Pedido A: Cite o trecho do relato da obra desde "Pensei... pensei... pensei, o" até "fez-se com cibes.".
Pedido B: Reproduza somente as linhas de dados que vão da linha que contém "341, 171, 362]" até à linha que contém "535, 506, 559]", ambas incluídas, trocando "delivery-method" por "shipping-method" e mantendo todo o resto inalterado.

Que seja... se tem de ser... vamos nessa... amo desafios propostos à minha sobre dotada inteligência. E porquê eu? devido ao facto de saber o que era um tijolo? o cimento? a areia e até as pedras? (mas com essas não poderia contar porque ali em Saliquinhedim não havia uma sequer que fosse). Dispus-me e elaborei um majestoso plano qu'até me admirou a mim próprio. Para numa mais eficiente, rápida e assaz sei lá o quê, ousei suplantar as técnicas em vigor, decidindo começar pelo telhado em vez de pelas paredes que o aguentariam e dado que se aproximava a época das chuvas, estaríamos pelo menos abrigados.
Mas então... disse o arquitecto vaidoso: É pá, começa pelos caboucos e pranta lá os alicerces. 

Pensei... pensei... pensei, o que me fez uma bruta dor de cabeça e vendo que até era capaz de resultar, pus mãos à obra. Criei então, uma equipe de malta que não pudesse discutir as minhas ideias, ou seja... aboli à partida todos aqueles que percebessem da arte de pedreiro, pois gosto pouco de ser criticado e sabia que qualquer obra prima, mesmo bela e útil, tem sempre detractores. A coisa lá se foi fazendo, fio de prumo também não tínhamos, íamos resolvendo a olho nu, e por isso é que as paredes do edifício surgiram sem simetria, qu'é assim como dizer, que deveriam estar direitas de baixo para cima e nunca ao contrário. Ficaram mais ou menos, mas sólidas... Depois disso, deram-me então razão na questão do telhado só que e porque deveria ser instalado lá no alto, estava ali uma carga extra de trabalhos, mas fez-se com cibes.

Registos de dados:
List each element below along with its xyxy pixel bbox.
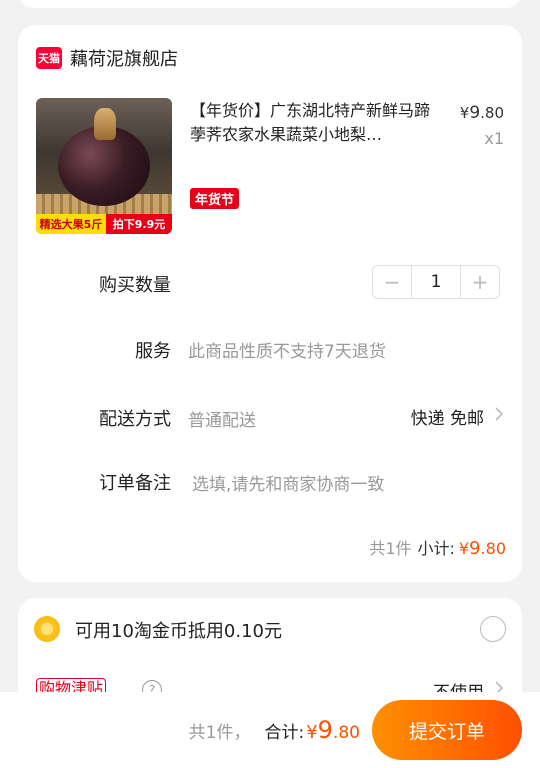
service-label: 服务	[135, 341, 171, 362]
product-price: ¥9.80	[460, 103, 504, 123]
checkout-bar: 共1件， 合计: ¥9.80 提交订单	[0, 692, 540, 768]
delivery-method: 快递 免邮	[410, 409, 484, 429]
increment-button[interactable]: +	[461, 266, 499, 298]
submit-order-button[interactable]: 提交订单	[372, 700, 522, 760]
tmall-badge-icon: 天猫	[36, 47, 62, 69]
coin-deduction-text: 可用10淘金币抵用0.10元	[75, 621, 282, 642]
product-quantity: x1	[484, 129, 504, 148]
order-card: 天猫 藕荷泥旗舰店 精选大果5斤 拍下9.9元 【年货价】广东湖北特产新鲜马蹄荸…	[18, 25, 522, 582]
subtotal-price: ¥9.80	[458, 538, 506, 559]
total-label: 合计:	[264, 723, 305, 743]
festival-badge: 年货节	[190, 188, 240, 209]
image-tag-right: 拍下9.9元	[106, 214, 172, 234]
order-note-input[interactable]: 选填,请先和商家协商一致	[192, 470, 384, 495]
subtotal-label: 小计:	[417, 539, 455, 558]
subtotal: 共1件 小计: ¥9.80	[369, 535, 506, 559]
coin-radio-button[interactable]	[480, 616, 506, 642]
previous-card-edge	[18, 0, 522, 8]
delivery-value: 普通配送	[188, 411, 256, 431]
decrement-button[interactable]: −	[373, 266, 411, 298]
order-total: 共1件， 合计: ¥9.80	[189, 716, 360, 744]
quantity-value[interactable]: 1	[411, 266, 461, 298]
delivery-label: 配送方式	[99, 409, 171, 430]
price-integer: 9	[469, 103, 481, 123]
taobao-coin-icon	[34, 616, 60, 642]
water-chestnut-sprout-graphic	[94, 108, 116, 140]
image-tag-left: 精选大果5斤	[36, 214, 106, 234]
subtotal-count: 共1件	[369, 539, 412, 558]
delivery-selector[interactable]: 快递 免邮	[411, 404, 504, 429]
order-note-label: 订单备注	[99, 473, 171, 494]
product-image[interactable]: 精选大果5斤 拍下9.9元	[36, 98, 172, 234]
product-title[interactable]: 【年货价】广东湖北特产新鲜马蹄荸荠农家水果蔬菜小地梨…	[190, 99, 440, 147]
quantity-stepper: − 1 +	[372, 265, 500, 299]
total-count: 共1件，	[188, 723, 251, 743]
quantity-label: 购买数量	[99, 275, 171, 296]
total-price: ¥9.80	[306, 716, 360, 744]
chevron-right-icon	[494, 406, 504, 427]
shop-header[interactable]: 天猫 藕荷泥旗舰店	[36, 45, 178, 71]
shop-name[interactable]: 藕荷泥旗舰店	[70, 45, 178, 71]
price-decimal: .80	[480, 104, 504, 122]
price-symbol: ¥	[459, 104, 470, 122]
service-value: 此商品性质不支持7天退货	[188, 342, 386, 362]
* * *
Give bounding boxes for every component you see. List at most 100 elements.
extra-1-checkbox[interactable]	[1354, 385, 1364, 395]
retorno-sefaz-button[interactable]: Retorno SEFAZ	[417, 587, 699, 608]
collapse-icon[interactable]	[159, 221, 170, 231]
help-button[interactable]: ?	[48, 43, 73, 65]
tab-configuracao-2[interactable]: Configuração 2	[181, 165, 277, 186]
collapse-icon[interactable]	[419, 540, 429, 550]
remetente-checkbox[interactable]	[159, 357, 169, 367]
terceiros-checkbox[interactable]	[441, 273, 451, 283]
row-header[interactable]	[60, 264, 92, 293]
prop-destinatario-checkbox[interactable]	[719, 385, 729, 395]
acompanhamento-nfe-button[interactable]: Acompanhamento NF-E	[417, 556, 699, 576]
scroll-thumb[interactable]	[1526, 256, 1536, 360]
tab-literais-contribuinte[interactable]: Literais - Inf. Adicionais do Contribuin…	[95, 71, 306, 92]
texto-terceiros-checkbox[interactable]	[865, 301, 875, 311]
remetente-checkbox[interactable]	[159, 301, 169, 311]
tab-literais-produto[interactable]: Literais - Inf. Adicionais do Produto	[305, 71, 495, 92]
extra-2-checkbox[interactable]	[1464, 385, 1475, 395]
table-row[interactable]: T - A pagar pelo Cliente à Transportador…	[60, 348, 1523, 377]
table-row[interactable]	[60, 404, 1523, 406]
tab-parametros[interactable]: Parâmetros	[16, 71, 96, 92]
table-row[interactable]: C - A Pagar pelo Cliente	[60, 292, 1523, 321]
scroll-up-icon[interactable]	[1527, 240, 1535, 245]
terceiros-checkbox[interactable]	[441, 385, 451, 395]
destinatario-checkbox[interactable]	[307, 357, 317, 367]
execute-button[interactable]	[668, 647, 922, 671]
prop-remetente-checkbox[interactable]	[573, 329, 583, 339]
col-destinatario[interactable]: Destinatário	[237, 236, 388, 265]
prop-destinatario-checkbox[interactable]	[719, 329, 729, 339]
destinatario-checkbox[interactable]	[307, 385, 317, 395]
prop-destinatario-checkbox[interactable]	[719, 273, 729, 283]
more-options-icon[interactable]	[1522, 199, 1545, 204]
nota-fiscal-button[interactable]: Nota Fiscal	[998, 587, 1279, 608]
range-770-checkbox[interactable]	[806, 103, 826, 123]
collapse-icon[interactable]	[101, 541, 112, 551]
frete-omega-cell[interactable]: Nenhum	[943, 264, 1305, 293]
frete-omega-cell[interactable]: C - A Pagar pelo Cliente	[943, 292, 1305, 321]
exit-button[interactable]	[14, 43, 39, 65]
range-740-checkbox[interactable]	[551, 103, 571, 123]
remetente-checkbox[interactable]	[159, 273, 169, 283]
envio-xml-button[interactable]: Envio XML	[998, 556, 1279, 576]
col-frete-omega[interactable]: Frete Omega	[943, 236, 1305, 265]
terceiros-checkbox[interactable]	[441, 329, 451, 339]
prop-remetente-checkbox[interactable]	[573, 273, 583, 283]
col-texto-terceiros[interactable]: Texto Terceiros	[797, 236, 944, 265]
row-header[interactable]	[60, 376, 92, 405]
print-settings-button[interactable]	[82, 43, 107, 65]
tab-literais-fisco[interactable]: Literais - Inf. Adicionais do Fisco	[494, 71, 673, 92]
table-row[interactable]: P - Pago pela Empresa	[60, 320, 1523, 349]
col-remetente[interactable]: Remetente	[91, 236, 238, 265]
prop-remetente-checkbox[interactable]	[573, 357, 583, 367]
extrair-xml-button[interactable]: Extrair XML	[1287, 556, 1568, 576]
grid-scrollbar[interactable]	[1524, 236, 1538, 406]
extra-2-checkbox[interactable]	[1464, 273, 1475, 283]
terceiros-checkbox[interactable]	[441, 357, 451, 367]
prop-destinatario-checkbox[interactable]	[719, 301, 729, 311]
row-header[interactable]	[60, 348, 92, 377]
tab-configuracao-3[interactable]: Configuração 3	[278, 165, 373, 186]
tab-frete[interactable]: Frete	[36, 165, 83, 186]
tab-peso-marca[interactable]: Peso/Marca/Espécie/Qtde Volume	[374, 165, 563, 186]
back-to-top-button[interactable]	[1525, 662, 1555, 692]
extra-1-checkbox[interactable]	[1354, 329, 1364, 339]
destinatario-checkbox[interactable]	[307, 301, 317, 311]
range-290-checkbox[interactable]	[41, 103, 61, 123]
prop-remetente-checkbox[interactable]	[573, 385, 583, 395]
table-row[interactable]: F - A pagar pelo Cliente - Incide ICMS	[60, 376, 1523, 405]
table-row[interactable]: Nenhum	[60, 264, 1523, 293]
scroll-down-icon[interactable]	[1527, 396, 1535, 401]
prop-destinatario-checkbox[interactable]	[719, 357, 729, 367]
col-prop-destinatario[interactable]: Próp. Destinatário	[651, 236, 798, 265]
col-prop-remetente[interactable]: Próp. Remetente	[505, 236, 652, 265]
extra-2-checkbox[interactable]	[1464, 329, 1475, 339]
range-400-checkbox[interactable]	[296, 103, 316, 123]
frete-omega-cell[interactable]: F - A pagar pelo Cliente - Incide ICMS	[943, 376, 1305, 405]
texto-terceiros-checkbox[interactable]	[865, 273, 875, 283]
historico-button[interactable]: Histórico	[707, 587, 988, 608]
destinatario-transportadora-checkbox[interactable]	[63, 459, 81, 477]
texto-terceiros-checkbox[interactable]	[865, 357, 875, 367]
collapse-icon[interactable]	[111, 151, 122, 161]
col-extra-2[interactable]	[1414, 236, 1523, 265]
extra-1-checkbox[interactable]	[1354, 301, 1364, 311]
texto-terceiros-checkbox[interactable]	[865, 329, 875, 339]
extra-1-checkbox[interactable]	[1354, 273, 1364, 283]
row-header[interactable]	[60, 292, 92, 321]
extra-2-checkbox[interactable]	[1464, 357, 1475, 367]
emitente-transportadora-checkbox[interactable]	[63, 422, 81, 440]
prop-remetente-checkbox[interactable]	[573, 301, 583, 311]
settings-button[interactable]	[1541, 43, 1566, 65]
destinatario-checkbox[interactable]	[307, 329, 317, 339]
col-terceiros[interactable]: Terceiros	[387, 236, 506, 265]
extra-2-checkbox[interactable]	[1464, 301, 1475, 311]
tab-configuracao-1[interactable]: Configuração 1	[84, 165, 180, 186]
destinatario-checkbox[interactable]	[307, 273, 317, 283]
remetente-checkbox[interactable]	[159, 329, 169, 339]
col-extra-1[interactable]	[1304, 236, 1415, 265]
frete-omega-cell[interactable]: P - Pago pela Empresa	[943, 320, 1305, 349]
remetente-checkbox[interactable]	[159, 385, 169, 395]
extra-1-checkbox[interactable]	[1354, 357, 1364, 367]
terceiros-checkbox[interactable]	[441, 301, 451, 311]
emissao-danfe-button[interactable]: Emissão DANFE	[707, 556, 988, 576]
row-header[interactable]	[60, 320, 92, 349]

Resposta completa A:
Pensei... pensei... pensei, o que me fez uma bruta dor de cabeça e vendo que até era capaz de resultar, pus mãos à obra. Criei então, uma equipe de malta que não pudesse discutir as minhas ideias, ou seja... aboli à partida todos aqueles que percebessem da arte de pedreiro, pois gosto pouco de ser criticado e sabia que qualquer obra prima, mesmo bela e útil, tem sempre detractores. A coisa lá se foi fazendo, fio de prumo também não tínhamos, íamos resolvendo a olho nu, e por isso é que as paredes do edifício surgiram sem simetria, qu'é assim como dizer, que deveriam estar direitas de baixo para cima e nunca ao contrário. Ficaram mais ou menos, mas sólidas... Depois disso, deram-me então razão na questão do telhado só que e porque deveria ser instalado lá no alto, estava ali uma carga extra de trabalhos, mas fez-se com cibes.

Resposta completa B:
service-label: 服务	[135, 341, 171, 362]
product-price: ¥9.80	[460, 103, 504, 123]
checkout-bar: 共1件， 合计: ¥9.80 提交订单	[0, 692, 540, 768]
shipping-method: 快递 免邮	[410, 409, 484, 429]
increment-button[interactable]: +	[461, 266, 499, 298]
submit-order-button[interactable]: 提交订单	[372, 700, 522, 760]
tmall-badge-icon: 天猫	[36, 47, 62, 69]
coin-deduction-text: 可用10淘金币抵用0.10元	[75, 621, 282, 642]
product-quantity: x1	[484, 129, 504, 148]
order-card: 天猫 藕荷泥旗舰店 精选大果5斤 拍下9.9元 【年货价】广东湖北特产新鲜马蹄荸…	[18, 25, 522, 582]
subtotal-price: ¥9.80	[458, 538, 506, 559]
total-label: 合计:	[264, 723, 305, 743]
festival-badge: 年货节	[190, 188, 240, 209]
image-tag-right: 拍下9.9元	[106, 214, 172, 234]
order-note-input[interactable]: 选填,请先和商家协商一致	[192, 470, 384, 495]
subtotal-label: 小计:	[417, 539, 455, 558]
subtotal: 共1件 小计: ¥9.80	[369, 535, 506, 559]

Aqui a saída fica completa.